(Region boundary data)
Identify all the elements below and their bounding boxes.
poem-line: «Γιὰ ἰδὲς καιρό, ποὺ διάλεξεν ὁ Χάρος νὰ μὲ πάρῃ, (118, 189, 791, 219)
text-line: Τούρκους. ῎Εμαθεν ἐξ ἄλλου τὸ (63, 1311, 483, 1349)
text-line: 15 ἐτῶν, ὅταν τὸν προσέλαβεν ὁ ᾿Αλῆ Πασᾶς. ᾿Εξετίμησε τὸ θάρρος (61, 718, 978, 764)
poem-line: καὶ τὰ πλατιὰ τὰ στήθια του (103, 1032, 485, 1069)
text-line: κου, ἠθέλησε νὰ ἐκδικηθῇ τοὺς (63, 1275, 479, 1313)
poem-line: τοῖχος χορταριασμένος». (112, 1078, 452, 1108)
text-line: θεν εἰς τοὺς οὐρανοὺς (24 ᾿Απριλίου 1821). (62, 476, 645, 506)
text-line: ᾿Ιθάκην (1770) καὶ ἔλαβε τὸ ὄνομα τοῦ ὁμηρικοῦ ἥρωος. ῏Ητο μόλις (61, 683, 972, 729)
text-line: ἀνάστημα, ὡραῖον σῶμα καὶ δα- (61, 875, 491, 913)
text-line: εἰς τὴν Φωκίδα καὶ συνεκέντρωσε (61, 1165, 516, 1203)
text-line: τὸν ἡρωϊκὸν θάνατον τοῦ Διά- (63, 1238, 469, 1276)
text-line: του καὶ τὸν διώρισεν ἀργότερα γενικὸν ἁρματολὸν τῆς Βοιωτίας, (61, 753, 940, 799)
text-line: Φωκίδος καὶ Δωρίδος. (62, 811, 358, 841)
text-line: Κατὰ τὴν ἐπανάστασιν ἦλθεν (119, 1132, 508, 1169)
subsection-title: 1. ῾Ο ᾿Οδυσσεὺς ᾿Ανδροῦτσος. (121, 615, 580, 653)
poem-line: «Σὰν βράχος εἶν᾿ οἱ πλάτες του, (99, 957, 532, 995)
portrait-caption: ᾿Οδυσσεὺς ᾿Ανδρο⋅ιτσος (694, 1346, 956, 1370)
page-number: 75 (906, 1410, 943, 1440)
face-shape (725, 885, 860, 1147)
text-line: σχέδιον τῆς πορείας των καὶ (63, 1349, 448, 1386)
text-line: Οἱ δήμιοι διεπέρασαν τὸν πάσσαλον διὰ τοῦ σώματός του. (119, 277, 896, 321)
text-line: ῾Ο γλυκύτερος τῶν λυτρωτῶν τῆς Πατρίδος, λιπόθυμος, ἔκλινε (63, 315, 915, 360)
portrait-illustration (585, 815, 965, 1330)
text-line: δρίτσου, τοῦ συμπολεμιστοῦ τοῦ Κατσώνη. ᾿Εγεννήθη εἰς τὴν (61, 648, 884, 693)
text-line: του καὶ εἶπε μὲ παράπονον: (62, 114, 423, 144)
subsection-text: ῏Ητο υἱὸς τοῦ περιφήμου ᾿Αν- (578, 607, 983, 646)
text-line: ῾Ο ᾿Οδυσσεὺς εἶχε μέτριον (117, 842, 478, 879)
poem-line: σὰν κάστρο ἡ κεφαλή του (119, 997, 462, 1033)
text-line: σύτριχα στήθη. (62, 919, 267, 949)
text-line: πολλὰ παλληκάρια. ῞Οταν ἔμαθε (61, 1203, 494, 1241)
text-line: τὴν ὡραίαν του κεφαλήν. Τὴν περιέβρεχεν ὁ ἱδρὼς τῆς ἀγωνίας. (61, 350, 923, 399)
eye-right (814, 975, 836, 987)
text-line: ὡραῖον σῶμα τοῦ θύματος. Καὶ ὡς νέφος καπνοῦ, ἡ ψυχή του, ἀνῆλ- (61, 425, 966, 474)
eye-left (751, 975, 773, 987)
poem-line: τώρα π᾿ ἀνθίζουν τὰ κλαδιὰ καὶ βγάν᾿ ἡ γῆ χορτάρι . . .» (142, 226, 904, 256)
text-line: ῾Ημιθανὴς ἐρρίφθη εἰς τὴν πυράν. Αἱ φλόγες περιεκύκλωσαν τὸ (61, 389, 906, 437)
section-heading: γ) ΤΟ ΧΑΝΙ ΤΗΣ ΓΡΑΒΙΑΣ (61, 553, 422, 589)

TASK DIRECTIONS: Reproduce the lines of the listing above from its first line through the line containing "text-line: θεν εἰς", both included.

OUTPUT OF THE TASK:
Identify all the elements below and their bounding boxes.
poem-line: «Γιὰ ἰδὲς καιρό, ποὺ διάλεξεν ὁ Χάρος νὰ μὲ πάρῃ, (118, 189, 791, 219)
text-line: Τούρκους. ῎Εμαθεν ἐξ ἄλλου τὸ (63, 1311, 483, 1349)
text-line: 15 ἐτῶν, ὅταν τὸν προσέλαβεν ὁ ᾿Αλῆ Πασᾶς. ᾿Εξετίμησε τὸ θάρρος (61, 718, 978, 764)
poem-line: καὶ τὰ πλατιὰ τὰ στήθια του (103, 1032, 485, 1069)
text-line: κου, ἠθέλησε νὰ ἐκδικηθῇ τοὺς (63, 1275, 479, 1313)
poem-line: τοῖχος χορταριασμένος». (112, 1078, 452, 1108)
text-line: θεν εἰς τοὺς οὐρανοὺς (24 ᾿Απριλίου 1821). (62, 476, 645, 506)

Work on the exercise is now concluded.